Directions for this task
Reproduce the data exactly and drop any pictures it holds.

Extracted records

_ _ _

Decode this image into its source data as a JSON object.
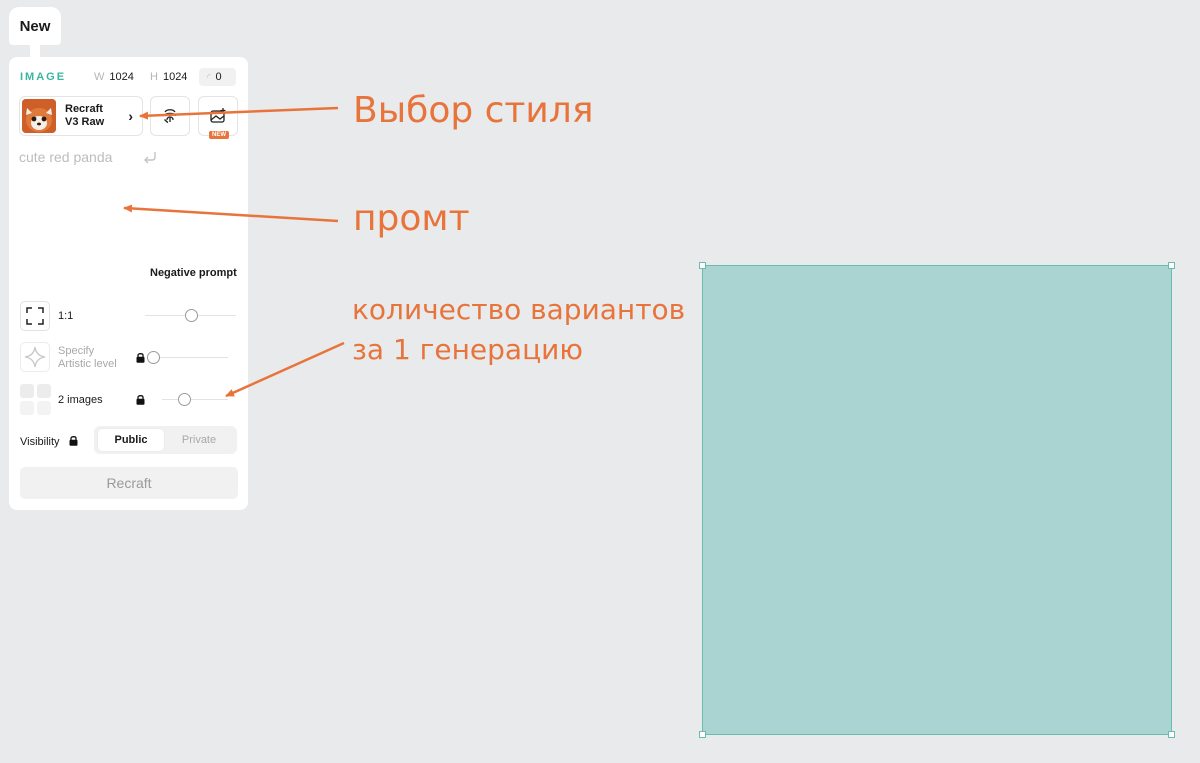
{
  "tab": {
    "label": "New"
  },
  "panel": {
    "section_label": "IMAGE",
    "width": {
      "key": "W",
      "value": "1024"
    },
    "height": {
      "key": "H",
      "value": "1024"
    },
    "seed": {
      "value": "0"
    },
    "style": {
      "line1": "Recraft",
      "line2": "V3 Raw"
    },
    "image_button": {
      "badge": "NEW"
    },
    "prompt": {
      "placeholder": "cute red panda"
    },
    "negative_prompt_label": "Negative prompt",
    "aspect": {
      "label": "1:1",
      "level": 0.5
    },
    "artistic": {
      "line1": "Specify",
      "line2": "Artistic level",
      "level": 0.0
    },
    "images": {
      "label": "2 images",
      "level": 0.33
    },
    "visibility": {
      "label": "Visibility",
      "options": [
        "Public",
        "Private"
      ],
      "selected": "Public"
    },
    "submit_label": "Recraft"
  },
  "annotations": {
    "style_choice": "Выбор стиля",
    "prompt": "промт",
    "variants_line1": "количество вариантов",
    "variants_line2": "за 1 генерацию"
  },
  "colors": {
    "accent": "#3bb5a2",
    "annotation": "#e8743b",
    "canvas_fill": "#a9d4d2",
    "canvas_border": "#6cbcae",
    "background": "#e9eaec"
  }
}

_ _ _

Response below
Decode this image into its source data as a JSON object.
{
  "tab": {
    "label": "New"
  },
  "panel": {
    "section_label": "IMAGE",
    "width": {
      "key": "W",
      "value": "1024"
    },
    "height": {
      "key": "H",
      "value": "1024"
    },
    "seed": {
      "value": "0"
    },
    "style": {
      "line1": "Recraft",
      "line2": "V3 Raw"
    },
    "image_button": {
      "badge": "NEW"
    },
    "prompt": {
      "placeholder": "cute red panda"
    },
    "negative_prompt_label": "Negative prompt",
    "aspect": {
      "label": "1:1",
      "level": 0.5
    },
    "artistic": {
      "line1": "Specify",
      "line2": "Artistic level",
      "level": 0.0
    },
    "images": {
      "label": "2 images",
      "level": 0.33
    },
    "visibility": {
      "label": "Visibility",
      "options": [
        "Public",
        "Private"
      ],
      "selected": "Public"
    },
    "submit_label": "Recraft"
  },
  "annotations": {
    "style_choice": "Выбор стиля",
    "prompt": "промт",
    "variants_line1": "количество вариантов",
    "variants_line2": "за 1 генерацию"
  },
  "colors": {
    "accent": "#3bb5a2",
    "annotation": "#e8743b",
    "canvas_fill": "#a9d4d2",
    "canvas_border": "#6cbcae",
    "background": "#e9eaec"
  }
}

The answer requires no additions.